## Supplied material
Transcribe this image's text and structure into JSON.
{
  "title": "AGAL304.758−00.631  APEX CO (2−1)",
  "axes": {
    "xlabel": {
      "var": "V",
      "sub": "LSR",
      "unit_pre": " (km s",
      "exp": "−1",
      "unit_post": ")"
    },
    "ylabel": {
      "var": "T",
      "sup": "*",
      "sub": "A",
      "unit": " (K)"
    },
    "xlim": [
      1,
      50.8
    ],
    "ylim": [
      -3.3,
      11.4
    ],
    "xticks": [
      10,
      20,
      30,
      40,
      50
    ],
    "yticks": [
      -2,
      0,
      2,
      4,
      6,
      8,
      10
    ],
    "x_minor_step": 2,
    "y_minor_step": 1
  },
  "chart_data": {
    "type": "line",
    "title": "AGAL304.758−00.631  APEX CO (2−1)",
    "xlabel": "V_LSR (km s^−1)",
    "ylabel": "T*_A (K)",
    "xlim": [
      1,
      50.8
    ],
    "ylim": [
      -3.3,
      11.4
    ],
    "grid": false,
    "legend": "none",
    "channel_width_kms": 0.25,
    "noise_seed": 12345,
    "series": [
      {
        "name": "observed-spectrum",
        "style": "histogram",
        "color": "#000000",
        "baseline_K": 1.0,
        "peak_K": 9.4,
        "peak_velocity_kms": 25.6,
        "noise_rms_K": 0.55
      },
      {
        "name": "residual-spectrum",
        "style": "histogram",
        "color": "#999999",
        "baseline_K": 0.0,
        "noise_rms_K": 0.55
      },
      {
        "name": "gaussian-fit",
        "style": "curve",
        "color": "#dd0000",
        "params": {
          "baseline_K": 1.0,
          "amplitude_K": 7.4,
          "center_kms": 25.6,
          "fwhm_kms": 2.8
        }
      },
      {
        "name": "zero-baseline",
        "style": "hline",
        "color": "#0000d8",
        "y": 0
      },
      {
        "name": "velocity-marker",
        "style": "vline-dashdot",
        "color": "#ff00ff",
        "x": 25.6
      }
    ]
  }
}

==

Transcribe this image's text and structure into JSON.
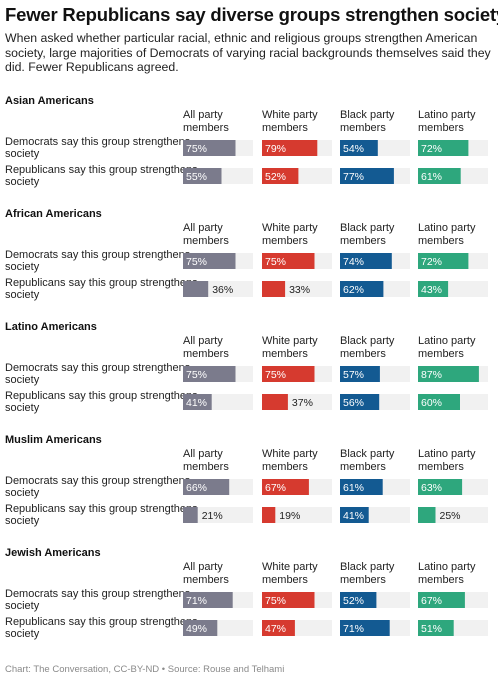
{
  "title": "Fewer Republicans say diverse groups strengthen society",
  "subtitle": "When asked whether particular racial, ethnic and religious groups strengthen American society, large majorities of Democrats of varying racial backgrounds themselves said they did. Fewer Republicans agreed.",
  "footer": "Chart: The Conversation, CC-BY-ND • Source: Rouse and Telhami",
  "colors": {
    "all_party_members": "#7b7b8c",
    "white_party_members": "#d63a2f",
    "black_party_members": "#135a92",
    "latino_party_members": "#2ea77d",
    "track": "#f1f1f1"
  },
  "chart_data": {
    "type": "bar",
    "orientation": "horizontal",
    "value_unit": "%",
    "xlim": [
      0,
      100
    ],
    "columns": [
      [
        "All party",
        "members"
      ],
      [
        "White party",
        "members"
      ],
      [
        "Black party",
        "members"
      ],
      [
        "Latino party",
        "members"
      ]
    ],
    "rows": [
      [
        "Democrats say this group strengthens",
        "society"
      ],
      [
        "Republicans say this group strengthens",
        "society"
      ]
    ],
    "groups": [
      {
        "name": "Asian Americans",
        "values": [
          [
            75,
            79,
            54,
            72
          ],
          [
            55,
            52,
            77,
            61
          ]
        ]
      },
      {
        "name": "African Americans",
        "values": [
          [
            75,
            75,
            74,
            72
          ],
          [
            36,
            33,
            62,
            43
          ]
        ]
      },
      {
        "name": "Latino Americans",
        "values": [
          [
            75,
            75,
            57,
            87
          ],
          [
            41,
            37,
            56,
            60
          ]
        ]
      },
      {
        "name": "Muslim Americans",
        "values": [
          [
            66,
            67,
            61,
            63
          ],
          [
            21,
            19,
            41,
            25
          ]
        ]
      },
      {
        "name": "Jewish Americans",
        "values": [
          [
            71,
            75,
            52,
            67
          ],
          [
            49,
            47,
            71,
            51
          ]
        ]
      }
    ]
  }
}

* * *

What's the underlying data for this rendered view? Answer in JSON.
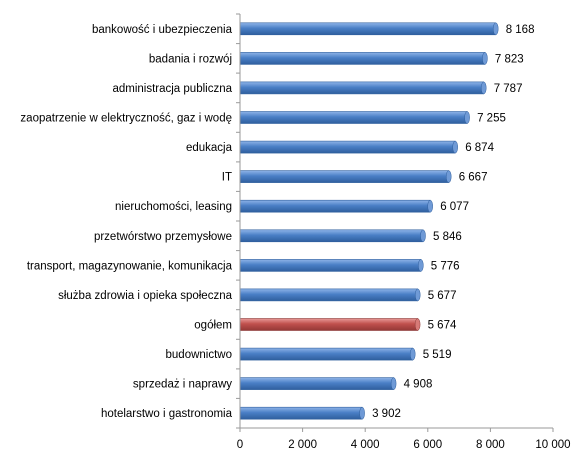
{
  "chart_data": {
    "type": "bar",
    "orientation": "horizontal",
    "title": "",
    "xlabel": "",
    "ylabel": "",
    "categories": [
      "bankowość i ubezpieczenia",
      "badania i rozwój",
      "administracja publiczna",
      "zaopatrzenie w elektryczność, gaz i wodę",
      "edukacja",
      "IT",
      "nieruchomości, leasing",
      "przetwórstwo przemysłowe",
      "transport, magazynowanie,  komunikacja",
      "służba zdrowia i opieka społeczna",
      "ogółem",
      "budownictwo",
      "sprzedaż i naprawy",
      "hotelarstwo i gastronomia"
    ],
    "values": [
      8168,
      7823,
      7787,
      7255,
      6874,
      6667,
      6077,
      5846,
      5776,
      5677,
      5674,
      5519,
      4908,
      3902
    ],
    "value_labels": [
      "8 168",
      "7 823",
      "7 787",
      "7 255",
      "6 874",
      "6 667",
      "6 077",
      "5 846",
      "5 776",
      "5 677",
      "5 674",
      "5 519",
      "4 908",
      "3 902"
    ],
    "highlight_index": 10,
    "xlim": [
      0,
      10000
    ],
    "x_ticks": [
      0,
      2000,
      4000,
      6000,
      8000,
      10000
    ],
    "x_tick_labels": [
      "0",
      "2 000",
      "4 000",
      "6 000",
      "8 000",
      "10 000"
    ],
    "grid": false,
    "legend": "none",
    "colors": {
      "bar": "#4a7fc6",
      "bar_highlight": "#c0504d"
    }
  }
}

## What to do
All lines that include "Americans" are to be gathered and copied.

## Solution below
        "name": "Asian Americans",
        "name": "African Americans",
        "name": "Latino Americans",
        "name": "Muslim Americans",
        "name": "Jewish Americans",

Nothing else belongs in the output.